Records about charts and figures
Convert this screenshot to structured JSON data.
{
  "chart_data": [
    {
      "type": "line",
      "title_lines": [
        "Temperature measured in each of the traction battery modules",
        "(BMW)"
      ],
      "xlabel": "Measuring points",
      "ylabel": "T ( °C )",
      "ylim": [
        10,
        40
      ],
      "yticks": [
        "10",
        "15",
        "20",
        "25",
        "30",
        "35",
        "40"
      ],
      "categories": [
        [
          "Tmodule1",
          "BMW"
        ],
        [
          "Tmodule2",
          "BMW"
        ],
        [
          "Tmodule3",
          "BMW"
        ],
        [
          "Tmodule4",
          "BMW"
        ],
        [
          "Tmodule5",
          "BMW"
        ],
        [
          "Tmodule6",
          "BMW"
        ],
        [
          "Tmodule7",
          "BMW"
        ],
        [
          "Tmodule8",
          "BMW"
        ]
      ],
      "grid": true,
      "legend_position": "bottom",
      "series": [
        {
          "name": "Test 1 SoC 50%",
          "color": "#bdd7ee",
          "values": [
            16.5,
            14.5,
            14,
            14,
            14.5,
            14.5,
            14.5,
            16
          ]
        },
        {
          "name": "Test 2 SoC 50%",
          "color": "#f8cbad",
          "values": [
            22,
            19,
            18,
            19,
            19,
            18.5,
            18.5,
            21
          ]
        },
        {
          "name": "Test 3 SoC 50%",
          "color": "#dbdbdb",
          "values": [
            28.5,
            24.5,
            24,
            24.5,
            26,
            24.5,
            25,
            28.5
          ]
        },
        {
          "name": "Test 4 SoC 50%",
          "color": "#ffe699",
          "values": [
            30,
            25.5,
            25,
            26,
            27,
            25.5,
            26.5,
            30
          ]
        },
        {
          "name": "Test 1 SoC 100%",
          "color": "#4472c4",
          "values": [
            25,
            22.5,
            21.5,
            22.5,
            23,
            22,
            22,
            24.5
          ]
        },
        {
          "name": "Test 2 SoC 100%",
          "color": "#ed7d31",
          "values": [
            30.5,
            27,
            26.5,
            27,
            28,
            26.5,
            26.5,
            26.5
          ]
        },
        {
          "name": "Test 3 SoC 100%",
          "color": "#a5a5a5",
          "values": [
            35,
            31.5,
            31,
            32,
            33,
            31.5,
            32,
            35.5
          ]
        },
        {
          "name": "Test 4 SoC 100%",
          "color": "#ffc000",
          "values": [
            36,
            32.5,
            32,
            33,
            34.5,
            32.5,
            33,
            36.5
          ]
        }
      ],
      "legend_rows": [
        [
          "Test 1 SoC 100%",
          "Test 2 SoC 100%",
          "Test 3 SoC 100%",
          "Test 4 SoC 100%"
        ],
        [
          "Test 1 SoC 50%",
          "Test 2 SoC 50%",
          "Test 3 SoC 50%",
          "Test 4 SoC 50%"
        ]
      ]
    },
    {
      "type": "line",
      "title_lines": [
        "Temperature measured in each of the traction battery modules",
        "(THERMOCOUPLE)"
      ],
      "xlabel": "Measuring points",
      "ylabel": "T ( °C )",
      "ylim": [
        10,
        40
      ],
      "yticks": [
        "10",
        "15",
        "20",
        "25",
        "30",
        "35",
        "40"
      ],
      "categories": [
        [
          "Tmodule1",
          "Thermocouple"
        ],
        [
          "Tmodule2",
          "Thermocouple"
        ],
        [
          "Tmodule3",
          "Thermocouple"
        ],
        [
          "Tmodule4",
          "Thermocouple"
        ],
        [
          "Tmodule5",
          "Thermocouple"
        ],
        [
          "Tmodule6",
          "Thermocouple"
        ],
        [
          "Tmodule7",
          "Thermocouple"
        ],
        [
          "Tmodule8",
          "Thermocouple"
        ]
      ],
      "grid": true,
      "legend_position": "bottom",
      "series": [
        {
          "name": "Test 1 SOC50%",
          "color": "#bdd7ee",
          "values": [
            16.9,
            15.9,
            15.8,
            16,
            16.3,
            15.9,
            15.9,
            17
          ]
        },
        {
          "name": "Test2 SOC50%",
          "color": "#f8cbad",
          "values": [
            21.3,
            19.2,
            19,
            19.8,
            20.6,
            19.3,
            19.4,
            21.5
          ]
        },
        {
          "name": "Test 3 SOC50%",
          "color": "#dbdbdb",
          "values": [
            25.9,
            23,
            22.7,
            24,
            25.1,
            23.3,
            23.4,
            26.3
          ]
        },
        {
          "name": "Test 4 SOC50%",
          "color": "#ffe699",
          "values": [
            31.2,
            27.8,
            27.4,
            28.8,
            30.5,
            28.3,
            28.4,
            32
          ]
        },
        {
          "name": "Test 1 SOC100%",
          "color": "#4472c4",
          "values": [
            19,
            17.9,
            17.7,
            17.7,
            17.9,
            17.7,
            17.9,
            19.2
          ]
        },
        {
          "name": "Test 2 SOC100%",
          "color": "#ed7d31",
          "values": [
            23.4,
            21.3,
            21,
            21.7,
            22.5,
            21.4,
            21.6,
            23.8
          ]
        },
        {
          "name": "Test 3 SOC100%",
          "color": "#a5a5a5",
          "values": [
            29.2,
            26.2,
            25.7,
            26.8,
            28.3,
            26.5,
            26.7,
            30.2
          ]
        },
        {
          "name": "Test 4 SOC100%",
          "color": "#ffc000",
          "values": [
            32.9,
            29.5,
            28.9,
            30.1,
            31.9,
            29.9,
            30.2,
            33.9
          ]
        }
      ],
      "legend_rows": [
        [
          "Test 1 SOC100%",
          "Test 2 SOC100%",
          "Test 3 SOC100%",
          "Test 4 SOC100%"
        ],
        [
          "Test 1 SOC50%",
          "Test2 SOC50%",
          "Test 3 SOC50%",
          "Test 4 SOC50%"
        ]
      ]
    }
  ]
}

→ **What is asked**
Type the whole listing again, unaltered.

→ **Completed task**
Convert this screenshot to structured JSON data.
{
  "chart_data": [
    {
      "type": "line",
      "title_lines": [
        "Temperature measured in each of the traction battery modules",
        "(BMW)"
      ],
      "xlabel": "Measuring points",
      "ylabel": "T ( °C )",
      "ylim": [
        10,
        40
      ],
      "yticks": [
        "10",
        "15",
        "20",
        "25",
        "30",
        "35",
        "40"
      ],
      "categories": [
        [
          "Tmodule1",
          "BMW"
        ],
        [
          "Tmodule2",
          "BMW"
        ],
        [
          "Tmodule3",
          "BMW"
        ],
        [
          "Tmodule4",
          "BMW"
        ],
        [
          "Tmodule5",
          "BMW"
        ],
        [
          "Tmodule6",
          "BMW"
        ],
        [
          "Tmodule7",
          "BMW"
        ],
        [
          "Tmodule8",
          "BMW"
        ]
      ],
      "grid": true,
      "legend_position": "bottom",
      "series": [
        {
          "name": "Test 1 SoC 50%",
          "color": "#bdd7ee",
          "values": [
            16.5,
            14.5,
            14,
            14,
            14.5,
            14.5,
            14.5,
            16
          ]
        },
        {
          "name": "Test 2 SoC 50%",
          "color": "#f8cbad",
          "values": [
            22,
            19,
            18,
            19,
            19,
            18.5,
            18.5,
            21
          ]
        },
        {
          "name": "Test 3 SoC 50%",
          "color": "#dbdbdb",
          "values": [
            28.5,
            24.5,
            24,
            24.5,
            26,
            24.5,
            25,
            28.5
          ]
        },
        {
          "name": "Test 4 SoC 50%",
          "color": "#ffe699",
          "values": [
            30,
            25.5,
            25,
            26,
            27,
            25.5,
            26.5,
            30
          ]
        },
        {
          "name": "Test 1 SoC 100%",
          "color": "#4472c4",
          "values": [
            25,
            22.5,
            21.5,
            22.5,
            23,
            22,
            22,
            24.5
          ]
        },
        {
          "name": "Test 2 SoC 100%",
          "color": "#ed7d31",
          "values": [
            30.5,
            27,
            26.5,
            27,
            28,
            26.5,
            26.5,
            26.5
          ]
        },
        {
          "name": "Test 3 SoC 100%",
          "color": "#a5a5a5",
          "values": [
            35,
            31.5,
            31,
            32,
            33,
            31.5,
            32,
            35.5
          ]
        },
        {
          "name": "Test 4 SoC 100%",
          "color": "#ffc000",
          "values": [
            36,
            32.5,
            32,
            33,
            34.5,
            32.5,
            33,
            36.5
          ]
        }
      ],
      "legend_rows": [
        [
          "Test 1 SoC 100%",
          "Test 2 SoC 100%",
          "Test 3 SoC 100%",
          "Test 4 SoC 100%"
        ],
        [
          "Test 1 SoC 50%",
          "Test 2 SoC 50%",
          "Test 3 SoC 50%",
          "Test 4 SoC 50%"
        ]
      ]
    },
    {
      "type": "line",
      "title_lines": [
        "Temperature measured in each of the traction battery modules",
        "(THERMOCOUPLE)"
      ],
      "xlabel": "Measuring points",
      "ylabel": "T ( °C )",
      "ylim": [
        10,
        40
      ],
      "yticks": [
        "10",
        "15",
        "20",
        "25",
        "30",
        "35",
        "40"
      ],
      "categories": [
        [
          "Tmodule1",
          "Thermocouple"
        ],
        [
          "Tmodule2",
          "Thermocouple"
        ],
        [
          "Tmodule3",
          "Thermocouple"
        ],
        [
          "Tmodule4",
          "Thermocouple"
        ],
        [
          "Tmodule5",
          "Thermocouple"
        ],
        [
          "Tmodule6",
          "Thermocouple"
        ],
        [
          "Tmodule7",
          "Thermocouple"
        ],
        [
          "Tmodule8",
          "Thermocouple"
        ]
      ],
      "grid": true,
      "legend_position": "bottom",
      "series": [
        {
          "name": "Test 1 SOC50%",
          "color": "#bdd7ee",
          "values": [
            16.9,
            15.9,
            15.8,
            16,
            16.3,
            15.9,
            15.9,
            17
          ]
        },
        {
          "name": "Test2 SOC50%",
          "color": "#f8cbad",
          "values": [
            21.3,
            19.2,
            19,
            19.8,
            20.6,
            19.3,
            19.4,
            21.5
          ]
        },
        {
          "name": "Test 3 SOC50%",
          "color": "#dbdbdb",
          "values": [
            25.9,
            23,
            22.7,
            24,
            25.1,
            23.3,
            23.4,
            26.3
          ]
        },
        {
          "name": "Test 4 SOC50%",
          "color": "#ffe699",
          "values": [
            31.2,
            27.8,
            27.4,
            28.8,
            30.5,
            28.3,
            28.4,
            32
          ]
        },
        {
          "name": "Test 1 SOC100%",
          "color": "#4472c4",
          "values": [
            19,
            17.9,
            17.7,
            17.7,
            17.9,
            17.7,
            17.9,
            19.2
          ]
        },
        {
          "name": "Test 2 SOC100%",
          "color": "#ed7d31",
          "values": [
            23.4,
            21.3,
            21,
            21.7,
            22.5,
            21.4,
            21.6,
            23.8
          ]
        },
        {
          "name": "Test 3 SOC100%",
          "color": "#a5a5a5",
          "values": [
            29.2,
            26.2,
            25.7,
            26.8,
            28.3,
            26.5,
            26.7,
            30.2
          ]
        },
        {
          "name": "Test 4 SOC100%",
          "color": "#ffc000",
          "values": [
            32.9,
            29.5,
            28.9,
            30.1,
            31.9,
            29.9,
            30.2,
            33.9
          ]
        }
      ],
      "legend_rows": [
        [
          "Test 1 SOC100%",
          "Test 2 SOC100%",
          "Test 3 SOC100%",
          "Test 4 SOC100%"
        ],
        [
          "Test 1 SOC50%",
          "Test2 SOC50%",
          "Test 3 SOC50%",
          "Test 4 SOC50%"
        ]
      ]
    }
  ]
}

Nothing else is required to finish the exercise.